Task description :: Gather all lines containing the string "date" and copy them out.

Stored items:
····················

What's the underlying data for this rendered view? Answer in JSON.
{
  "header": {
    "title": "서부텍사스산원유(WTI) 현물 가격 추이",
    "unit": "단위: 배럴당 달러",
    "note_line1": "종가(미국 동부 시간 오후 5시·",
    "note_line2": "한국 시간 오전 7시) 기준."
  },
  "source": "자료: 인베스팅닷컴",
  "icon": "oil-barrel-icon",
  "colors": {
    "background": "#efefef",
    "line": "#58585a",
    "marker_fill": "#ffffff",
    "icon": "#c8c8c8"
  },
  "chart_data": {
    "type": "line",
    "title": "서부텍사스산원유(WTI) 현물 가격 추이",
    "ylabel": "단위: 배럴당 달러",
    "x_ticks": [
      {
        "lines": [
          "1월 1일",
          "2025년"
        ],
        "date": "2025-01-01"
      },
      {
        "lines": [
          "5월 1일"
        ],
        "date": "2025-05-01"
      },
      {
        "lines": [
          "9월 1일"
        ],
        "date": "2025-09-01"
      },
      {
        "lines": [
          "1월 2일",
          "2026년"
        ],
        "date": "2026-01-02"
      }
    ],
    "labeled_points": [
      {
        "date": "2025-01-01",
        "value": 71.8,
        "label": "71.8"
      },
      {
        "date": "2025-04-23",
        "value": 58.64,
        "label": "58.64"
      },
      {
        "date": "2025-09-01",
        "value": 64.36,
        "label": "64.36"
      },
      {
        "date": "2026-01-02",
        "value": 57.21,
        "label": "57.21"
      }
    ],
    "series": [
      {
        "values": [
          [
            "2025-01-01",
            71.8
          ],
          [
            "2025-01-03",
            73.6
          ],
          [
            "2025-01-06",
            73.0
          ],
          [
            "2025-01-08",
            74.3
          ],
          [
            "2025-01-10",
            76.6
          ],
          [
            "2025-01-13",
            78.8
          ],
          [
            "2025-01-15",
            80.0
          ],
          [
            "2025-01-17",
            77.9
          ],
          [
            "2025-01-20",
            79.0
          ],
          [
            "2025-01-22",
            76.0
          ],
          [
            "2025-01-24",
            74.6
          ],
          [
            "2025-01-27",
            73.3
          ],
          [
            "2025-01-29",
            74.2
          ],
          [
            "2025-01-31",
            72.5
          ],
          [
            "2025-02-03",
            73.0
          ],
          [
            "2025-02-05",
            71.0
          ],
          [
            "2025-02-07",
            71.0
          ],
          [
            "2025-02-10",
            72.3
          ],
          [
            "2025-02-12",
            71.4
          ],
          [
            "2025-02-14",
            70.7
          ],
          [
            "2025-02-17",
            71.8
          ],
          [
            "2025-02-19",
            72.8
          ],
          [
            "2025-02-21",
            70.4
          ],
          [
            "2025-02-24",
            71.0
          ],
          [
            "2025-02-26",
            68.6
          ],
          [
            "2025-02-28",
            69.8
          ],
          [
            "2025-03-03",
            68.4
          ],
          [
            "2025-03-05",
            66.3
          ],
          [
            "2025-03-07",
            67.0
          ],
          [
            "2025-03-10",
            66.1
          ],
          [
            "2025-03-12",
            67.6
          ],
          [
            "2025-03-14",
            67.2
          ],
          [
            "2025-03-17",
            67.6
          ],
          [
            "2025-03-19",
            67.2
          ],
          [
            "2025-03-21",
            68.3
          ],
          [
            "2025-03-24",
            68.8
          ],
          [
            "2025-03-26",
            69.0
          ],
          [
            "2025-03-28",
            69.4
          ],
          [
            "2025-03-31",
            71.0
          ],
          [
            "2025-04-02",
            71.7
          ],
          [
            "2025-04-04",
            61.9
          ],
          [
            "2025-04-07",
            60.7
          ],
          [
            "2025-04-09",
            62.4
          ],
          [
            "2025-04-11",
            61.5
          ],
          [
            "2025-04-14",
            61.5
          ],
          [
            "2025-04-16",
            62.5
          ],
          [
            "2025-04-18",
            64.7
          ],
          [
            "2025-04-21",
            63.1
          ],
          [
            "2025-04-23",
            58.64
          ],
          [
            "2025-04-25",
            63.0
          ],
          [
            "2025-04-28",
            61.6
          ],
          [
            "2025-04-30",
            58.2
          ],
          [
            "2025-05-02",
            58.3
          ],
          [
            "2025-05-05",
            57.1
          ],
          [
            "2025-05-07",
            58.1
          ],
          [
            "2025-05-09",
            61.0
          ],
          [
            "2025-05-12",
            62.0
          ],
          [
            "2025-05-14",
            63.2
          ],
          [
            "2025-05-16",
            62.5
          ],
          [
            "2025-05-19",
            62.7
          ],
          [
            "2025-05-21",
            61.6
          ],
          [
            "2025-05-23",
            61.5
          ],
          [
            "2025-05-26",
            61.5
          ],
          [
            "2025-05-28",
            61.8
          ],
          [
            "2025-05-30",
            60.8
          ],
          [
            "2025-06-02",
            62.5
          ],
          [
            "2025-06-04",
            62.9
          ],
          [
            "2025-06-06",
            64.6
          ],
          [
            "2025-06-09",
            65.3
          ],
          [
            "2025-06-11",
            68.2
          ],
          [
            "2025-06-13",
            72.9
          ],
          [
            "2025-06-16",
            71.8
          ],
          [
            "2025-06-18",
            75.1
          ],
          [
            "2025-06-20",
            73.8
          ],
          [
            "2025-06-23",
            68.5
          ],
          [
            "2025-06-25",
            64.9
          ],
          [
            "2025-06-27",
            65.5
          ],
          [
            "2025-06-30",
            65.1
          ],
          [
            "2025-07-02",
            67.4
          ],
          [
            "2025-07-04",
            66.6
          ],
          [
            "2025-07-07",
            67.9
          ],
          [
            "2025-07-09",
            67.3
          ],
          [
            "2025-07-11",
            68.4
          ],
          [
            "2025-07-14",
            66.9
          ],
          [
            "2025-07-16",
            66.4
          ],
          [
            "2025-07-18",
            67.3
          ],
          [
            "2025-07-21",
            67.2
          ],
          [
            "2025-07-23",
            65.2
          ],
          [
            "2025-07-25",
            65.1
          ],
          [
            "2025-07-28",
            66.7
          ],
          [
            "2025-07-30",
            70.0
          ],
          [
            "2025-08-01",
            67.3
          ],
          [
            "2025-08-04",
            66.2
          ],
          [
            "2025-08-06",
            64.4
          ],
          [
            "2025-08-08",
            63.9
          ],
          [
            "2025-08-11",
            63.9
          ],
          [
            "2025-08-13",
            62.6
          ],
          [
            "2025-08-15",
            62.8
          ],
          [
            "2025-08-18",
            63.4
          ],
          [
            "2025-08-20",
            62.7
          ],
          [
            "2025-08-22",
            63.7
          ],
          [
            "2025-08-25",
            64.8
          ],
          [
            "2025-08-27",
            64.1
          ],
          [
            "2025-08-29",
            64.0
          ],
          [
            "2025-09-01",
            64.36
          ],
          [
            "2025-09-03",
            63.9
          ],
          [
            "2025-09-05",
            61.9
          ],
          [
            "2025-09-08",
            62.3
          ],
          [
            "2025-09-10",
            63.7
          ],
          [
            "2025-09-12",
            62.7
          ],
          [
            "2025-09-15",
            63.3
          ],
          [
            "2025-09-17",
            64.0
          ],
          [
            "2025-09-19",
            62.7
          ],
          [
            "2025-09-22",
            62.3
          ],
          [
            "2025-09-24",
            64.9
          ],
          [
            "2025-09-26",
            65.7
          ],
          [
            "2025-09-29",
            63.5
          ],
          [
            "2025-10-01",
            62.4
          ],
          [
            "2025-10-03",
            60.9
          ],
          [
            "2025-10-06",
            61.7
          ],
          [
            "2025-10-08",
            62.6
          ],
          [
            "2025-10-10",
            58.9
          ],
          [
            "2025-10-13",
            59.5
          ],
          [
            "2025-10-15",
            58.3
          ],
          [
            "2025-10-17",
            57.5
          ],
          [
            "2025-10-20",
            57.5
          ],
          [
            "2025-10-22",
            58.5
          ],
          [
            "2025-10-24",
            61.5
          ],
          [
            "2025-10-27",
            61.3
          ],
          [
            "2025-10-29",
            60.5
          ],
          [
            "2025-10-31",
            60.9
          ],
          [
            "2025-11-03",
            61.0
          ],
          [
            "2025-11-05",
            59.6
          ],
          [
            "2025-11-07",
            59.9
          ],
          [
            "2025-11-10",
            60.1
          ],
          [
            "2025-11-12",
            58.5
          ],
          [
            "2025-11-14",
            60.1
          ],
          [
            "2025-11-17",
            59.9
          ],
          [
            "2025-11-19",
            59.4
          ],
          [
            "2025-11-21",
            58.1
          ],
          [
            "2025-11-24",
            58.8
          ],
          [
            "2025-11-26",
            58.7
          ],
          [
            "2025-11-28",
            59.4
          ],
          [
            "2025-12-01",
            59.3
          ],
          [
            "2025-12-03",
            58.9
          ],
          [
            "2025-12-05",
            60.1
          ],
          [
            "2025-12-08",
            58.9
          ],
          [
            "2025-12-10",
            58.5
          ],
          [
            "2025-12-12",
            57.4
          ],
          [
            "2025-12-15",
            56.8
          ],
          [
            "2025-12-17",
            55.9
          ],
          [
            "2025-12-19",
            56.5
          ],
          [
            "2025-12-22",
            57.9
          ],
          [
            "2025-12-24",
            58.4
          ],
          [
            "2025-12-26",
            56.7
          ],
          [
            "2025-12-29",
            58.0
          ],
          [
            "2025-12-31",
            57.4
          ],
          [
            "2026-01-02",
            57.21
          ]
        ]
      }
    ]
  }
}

····················

Answer below ::
        "date": "2025-01-01"
        "date": "2025-05-01"
        "date": "2025-09-01"
        "date": "2026-01-02"
        "date": "2025-01-01",
        "date": "2025-04-23",
        "date": "2025-09-01",
        "date": "2026-01-02",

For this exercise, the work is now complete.